EXERCISE TASK
Wherever the word "COMSOL" turns up in a line of the entries, copy that line.

EXERCISE MATERIAL
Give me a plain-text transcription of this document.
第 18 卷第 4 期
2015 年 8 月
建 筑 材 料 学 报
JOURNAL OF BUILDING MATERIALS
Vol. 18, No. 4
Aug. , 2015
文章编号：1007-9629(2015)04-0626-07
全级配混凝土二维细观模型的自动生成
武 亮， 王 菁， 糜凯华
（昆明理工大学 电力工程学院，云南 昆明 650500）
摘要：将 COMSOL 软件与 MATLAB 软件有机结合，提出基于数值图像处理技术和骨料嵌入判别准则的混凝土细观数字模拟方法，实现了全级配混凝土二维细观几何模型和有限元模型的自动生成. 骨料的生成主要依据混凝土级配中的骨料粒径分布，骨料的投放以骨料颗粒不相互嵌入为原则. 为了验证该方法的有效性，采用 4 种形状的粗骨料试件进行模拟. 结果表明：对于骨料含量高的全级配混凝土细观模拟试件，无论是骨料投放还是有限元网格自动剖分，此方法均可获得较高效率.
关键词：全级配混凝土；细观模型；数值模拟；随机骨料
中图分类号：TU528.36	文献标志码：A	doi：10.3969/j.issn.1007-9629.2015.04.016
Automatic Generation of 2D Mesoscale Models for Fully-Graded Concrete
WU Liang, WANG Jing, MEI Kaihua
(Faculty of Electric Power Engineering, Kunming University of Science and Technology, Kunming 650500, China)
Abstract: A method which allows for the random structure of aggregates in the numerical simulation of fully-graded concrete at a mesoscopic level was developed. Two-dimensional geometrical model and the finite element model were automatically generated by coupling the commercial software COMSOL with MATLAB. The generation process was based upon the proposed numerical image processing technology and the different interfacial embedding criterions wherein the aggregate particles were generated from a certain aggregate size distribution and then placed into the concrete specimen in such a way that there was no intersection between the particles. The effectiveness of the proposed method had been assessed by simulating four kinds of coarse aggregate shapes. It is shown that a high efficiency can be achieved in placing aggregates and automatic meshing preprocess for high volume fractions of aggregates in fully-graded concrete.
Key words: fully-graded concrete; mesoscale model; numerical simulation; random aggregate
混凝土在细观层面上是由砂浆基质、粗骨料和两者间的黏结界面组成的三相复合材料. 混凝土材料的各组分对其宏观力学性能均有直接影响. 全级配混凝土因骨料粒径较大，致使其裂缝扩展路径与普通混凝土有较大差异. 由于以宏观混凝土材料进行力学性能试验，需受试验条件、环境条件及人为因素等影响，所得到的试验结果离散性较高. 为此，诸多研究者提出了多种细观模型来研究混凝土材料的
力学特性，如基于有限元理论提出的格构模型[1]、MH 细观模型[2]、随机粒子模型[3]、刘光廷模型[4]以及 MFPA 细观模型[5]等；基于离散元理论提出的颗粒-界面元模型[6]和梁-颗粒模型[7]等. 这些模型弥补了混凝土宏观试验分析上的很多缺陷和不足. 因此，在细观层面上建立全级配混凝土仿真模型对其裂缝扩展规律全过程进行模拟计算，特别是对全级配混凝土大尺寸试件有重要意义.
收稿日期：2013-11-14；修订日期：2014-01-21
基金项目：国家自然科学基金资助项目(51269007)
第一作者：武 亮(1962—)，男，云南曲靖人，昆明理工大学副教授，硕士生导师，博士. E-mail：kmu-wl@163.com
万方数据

THE OUTPUT
摘要：将 COMSOL 软件与 MATLAB 软件有机结合，提出基于数值图像处理技术和骨料嵌入判别准则的混凝土细观数字模拟方法，实现了全级配混凝土二维细观几何模型和有限元模型的自动生成. 骨料的生成主要依据混凝土级配中的骨料粒径分布，骨料的投放以骨料颗粒不相互嵌入为原则. 为了验证该方法的有效性，采用 4 种形状的粗骨料试件进行模拟. 结果表明：对于骨料含量高的全级配混凝土细观模拟试件，无论是骨料投放还是有限元网格自动剖分，此方法均可获得较高效率.
Abstract: A method which allows for the random structure of aggregates in the numerical simulation of fully-graded concrete at a mesoscopic level was developed. Two-dimensional geometrical model and the finite element model were automatically generated by coupling the commercial software COMSOL with MATLAB. The generation process was based upon the proposed numerical image processing technology and the different interfacial embedding criterions wherein the aggregate particles were generated from a certain aggregate size distribution and then placed into the concrete specimen in such a way that there was no intersection between the particles. The effectiveness of the proposed method had been assessed by simulating four kinds of coarse aggregate shapes. It is shown that a high efficiency can be achieved in placing aggregates and automatic meshing preprocess for high volume fractions of aggregates in fully-graded concrete.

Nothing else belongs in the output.